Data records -
──────────
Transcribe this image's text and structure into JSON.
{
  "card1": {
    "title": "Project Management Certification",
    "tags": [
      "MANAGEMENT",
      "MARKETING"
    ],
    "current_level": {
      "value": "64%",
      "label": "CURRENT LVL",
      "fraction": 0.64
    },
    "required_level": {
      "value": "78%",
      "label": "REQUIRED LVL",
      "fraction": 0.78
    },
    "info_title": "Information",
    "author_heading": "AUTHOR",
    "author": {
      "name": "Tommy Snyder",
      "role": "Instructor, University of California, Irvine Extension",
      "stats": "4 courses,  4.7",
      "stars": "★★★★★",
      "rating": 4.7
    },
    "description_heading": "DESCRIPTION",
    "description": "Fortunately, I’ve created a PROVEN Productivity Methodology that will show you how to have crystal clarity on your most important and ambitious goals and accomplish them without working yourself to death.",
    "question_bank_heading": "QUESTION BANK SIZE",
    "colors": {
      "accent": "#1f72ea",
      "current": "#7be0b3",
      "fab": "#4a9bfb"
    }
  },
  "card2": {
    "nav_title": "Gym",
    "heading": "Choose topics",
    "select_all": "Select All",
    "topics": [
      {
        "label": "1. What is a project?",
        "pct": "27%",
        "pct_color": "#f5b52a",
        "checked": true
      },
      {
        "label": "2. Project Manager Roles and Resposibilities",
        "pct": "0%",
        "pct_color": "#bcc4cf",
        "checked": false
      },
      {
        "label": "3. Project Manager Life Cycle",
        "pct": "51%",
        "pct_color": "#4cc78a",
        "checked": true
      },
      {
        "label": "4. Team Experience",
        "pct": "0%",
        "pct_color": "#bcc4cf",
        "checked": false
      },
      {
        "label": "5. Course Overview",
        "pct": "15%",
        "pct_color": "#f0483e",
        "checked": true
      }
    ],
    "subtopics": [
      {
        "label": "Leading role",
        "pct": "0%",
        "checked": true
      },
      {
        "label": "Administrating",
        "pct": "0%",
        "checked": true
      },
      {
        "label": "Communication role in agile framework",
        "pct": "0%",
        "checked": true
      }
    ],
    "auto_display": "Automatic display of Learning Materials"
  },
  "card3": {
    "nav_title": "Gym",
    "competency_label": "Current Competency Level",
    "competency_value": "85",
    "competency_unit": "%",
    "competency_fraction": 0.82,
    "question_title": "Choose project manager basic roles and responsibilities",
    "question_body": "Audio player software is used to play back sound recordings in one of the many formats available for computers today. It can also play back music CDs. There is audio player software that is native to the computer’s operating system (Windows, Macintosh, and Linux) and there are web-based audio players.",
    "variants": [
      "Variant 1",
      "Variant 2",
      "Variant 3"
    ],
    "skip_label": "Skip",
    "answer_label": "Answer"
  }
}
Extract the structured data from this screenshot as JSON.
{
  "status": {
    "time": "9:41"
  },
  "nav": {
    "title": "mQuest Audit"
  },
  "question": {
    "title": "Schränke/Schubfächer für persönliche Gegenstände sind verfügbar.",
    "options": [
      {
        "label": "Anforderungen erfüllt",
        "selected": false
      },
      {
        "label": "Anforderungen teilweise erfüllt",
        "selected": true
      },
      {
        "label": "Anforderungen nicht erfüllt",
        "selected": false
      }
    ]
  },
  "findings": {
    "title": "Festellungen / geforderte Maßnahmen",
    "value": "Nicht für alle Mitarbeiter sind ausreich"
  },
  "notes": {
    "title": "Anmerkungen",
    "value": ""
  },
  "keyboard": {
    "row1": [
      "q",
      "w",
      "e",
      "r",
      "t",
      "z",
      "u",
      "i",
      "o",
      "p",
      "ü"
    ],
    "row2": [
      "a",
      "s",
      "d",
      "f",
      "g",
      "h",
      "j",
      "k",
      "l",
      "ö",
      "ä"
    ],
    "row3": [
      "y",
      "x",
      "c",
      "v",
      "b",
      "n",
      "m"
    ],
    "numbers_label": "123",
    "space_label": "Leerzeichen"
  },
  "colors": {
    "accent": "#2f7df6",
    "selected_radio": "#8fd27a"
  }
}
──────────
What is being asked - Print every record above exactly as written.

Task solution -
Transcribe this image's text and structure into JSON.
{
  "card1": {
    "title": "Project Management Certification",
    "tags": [
      "MANAGEMENT",
      "MARKETING"
    ],
    "current_level": {
      "value": "64%",
      "label": "CURRENT LVL",
      "fraction": 0.64
    },
    "required_level": {
      "value": "78%",
      "label": "REQUIRED LVL",
      "fraction": 0.78
    },
    "info_title": "Information",
    "author_heading": "AUTHOR",
    "author": {
      "name": "Tommy Snyder",
      "role": "Instructor, University of California, Irvine Extension",
      "stats": "4 courses,  4.7",
      "stars": "★★★★★",
      "rating": 4.7
    },
    "description_heading": "DESCRIPTION",
    "description": "Fortunately, I’ve created a PROVEN Productivity Methodology that will show you how to have crystal clarity on your most important and ambitious goals and accomplish them without working yourself to death.",
    "question_bank_heading": "QUESTION BANK SIZE",
    "colors": {
      "accent": "#1f72ea",
      "current": "#7be0b3",
      "fab": "#4a9bfb"
    }
  },
  "card2": {
    "nav_title": "Gym",
    "heading": "Choose topics",
    "select_all": "Select All",
    "topics": [
      {
        "label": "1. What is a project?",
        "pct": "27%",
        "pct_color": "#f5b52a",
        "checked": true
      },
      {
        "label": "2. Project Manager Roles and Resposibilities",
        "pct": "0%",
        "pct_color": "#bcc4cf",
        "checked": false
      },
      {
        "label": "3. Project Manager Life Cycle",
        "pct": "51%",
        "pct_color": "#4cc78a",
        "checked": true
      },
      {
        "label": "4. Team Experience",
        "pct": "0%",
        "pct_color": "#bcc4cf",
        "checked": false
      },
      {
        "label": "5. Course Overview",
        "pct": "15%",
        "pct_color": "#f0483e",
        "checked": true
      }
    ],
    "subtopics": [
      {
        "label": "Leading role",
        "pct": "0%",
        "checked": true
      },
      {
        "label": "Administrating",
        "pct": "0%",
        "checked": true
      },
      {
        "label": "Communication role in agile framework",
        "pct": "0%",
        "checked": true
      }
    ],
    "auto_display": "Automatic display of Learning Materials"
  },
  "card3": {
    "nav_title": "Gym",
    "competency_label": "Current Competency Level",
    "competency_value": "85",
    "competency_unit": "%",
    "competency_fraction": 0.82,
    "question_title": "Choose project manager basic roles and responsibilities",
    "question_body": "Audio player software is used to play back sound recordings in one of the many formats available for computers today. It can also play back music CDs. There is audio player software that is native to the computer’s operating system (Windows, Macintosh, and Linux) and there are web-based audio players.",
    "variants": [
      "Variant 1",
      "Variant 2",
      "Variant 3"
    ],
    "skip_label": "Skip",
    "answer_label": "Answer"
  }
}
Extract the structured data from this screenshot as JSON.
{
  "status": {
    "time": "9:41"
  },
  "nav": {
    "title": "mQuest Audit"
  },
  "question": {
    "title": "Schränke/Schubfächer für persönliche Gegenstände sind verfügbar.",
    "options": [
      {
        "label": "Anforderungen erfüllt",
        "selected": false
      },
      {
        "label": "Anforderungen teilweise erfüllt",
        "selected": true
      },
      {
        "label": "Anforderungen nicht erfüllt",
        "selected": false
      }
    ]
  },
  "findings": {
    "title": "Festellungen / geforderte Maßnahmen",
    "value": "Nicht für alle Mitarbeiter sind ausreich"
  },
  "notes": {
    "title": "Anmerkungen",
    "value": ""
  },
  "keyboard": {
    "row1": [
      "q",
      "w",
      "e",
      "r",
      "t",
      "z",
      "u",
      "i",
      "o",
      "p",
      "ü"
    ],
    "row2": [
      "a",
      "s",
      "d",
      "f",
      "g",
      "h",
      "j",
      "k",
      "l",
      "ö",
      "ä"
    ],
    "row3": [
      "y",
      "x",
      "c",
      "v",
      "b",
      "n",
      "m"
    ],
    "numbers_label": "123",
    "space_label": "Leerzeichen"
  },
  "colors": {
    "accent": "#2f7df6",
    "selected_radio": "#8fd27a"
  }
}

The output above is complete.